■ EXCERPT TO READ:
============================================================
2. BGP Next Hop Dependent Characteristics Attribute
2.1. Encoding
The BGP Next Hop Dependent Characteristics attribute (NHC attribute,
or just NHC) is an optional, transitive BGP path attribute with type
code 39. The NHC always includes a network layer address identifying
the next hop of the route the NHC accompanies. The NHC signals
potentially useful information related to the forwarding plane
features, so it is desirable to make it transitive to ensure
propagation across BGP speakers (e.g., route reflectors) that do not
change the next hop and are therefore not in the forwarding path.
The next hop data is to ensure correctness if it traverses BGP
speakers that do not understand the NHC. This is further explained
below.
============================================================
■ EXTRACTED RECORDS:
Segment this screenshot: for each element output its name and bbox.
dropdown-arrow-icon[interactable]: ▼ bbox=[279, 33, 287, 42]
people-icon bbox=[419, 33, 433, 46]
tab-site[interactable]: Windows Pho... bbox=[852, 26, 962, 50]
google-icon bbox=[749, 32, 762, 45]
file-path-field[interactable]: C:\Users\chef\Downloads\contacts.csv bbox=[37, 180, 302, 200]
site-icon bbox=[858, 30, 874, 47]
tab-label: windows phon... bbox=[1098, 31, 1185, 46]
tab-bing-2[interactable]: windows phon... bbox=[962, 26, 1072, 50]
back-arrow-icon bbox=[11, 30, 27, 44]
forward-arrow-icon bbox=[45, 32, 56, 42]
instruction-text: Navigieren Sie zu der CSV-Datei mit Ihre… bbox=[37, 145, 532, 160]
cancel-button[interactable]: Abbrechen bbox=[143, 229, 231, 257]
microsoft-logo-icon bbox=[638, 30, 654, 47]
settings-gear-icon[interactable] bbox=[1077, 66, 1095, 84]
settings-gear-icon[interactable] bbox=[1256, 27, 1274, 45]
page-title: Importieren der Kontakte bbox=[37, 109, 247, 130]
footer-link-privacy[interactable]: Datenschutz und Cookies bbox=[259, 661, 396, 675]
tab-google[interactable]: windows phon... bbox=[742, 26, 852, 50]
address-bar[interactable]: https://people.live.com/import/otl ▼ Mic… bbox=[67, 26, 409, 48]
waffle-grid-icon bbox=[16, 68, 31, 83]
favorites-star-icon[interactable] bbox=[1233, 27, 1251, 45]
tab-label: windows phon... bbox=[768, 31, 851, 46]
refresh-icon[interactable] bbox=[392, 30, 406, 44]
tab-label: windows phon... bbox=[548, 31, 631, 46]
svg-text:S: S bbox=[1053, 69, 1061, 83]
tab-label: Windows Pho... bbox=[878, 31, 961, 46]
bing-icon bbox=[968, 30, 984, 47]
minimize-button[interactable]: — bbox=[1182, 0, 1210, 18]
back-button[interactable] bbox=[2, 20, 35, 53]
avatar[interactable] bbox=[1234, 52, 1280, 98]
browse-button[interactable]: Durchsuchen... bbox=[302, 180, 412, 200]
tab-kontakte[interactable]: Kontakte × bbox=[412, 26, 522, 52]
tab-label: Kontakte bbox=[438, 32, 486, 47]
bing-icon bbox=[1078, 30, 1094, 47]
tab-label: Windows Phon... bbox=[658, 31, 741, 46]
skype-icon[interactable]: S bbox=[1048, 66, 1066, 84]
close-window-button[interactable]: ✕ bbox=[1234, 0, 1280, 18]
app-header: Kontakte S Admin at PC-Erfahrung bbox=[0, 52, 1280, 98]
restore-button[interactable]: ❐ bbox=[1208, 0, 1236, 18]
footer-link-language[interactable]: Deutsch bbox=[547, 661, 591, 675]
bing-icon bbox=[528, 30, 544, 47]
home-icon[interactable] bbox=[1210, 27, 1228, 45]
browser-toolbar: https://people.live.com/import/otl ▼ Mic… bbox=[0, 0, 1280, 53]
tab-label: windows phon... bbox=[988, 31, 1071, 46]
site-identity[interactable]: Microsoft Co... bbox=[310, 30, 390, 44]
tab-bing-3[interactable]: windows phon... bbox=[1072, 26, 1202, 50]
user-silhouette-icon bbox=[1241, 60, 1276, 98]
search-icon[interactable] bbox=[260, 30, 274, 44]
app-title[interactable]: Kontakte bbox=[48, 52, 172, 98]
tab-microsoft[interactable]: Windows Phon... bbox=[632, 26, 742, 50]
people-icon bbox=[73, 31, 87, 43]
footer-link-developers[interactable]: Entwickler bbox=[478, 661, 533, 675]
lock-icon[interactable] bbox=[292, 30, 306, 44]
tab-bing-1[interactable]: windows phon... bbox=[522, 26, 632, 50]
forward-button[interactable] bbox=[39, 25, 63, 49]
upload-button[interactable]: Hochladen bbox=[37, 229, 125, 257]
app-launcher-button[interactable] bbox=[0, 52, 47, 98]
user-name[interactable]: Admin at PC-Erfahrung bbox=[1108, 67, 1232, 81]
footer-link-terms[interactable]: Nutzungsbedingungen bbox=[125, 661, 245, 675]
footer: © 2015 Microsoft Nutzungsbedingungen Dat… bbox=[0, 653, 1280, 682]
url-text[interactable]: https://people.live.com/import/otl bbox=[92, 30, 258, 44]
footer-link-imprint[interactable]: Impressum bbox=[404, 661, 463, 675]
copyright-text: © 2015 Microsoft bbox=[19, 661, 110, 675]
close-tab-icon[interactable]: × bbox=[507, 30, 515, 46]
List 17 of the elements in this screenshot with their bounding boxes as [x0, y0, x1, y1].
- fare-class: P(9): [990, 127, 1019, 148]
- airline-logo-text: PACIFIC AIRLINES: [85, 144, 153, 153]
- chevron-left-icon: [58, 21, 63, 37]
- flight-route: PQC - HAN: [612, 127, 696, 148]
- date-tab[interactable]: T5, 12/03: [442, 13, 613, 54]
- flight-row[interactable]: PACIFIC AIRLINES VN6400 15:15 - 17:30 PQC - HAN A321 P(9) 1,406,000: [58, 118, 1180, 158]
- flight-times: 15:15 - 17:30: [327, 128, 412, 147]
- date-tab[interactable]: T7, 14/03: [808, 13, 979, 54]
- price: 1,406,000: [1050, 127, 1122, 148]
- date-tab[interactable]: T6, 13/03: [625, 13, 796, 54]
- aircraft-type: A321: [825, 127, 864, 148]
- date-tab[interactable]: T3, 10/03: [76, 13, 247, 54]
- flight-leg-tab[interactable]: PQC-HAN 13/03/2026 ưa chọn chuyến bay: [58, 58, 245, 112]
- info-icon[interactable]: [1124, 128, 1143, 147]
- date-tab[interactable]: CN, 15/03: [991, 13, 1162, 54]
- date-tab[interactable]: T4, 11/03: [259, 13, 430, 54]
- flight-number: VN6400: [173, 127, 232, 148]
============================================================
■ PROBLEMS TO SOLVE:
a. Translate this sentence from the excerpt on the NHC attribute into Spanish: "The NHC always includes a network layer address identifying the next hop of the route the NHC accompanies."
b. Condense the paragraph beginning "The BGP Next Hop Dependent Characteristics attribute" in the excerpt on the NHC attribute into a short list of its main facts.
c. Reproduce the excerpt on the NHC attribute without changes, starting at "2. BGP Next" and ending at "the forwarding path.".

■ ANSWERS TO THE EXERCISES:
a. El NHC siempre incluye una dirección de capa de red que identifica el siguiente salto de la ruta a la que acompaña el NHC.

b.
- The BGP Next Hop Dependent Characteristics attribute (NHC) is an optional, transitive BGP path attribute with type code 39.
- It always includes a network layer address identifying the next hop of the route it accompanies.
- It carries information about forwarding plane features, so it is transitive. This lets it propagate across BGP speakers, such as route reflectors, that do not change the next hop and are not in the forwarding path.
- The next hop data ensures correctness across BGP speakers that do not understand the NHC.

c.
2. BGP Next Hop Dependent Characteristics Attribute
2.1. Encoding
The BGP Next Hop Dependent Characteristics attribute (NHC attribute,
or just NHC) is an optional, transitive BGP path attribute with type
code 39. The NHC always includes a network layer address identifying
the next hop of the route the NHC accompanies. The NHC signals
potentially useful information related to the forwarding plane
features, so it is desirable to make it transitive to ensure
propagation across BGP speakers (e.g., route reflectors) that do not
change the next hop and are therefore not in the forwarding path.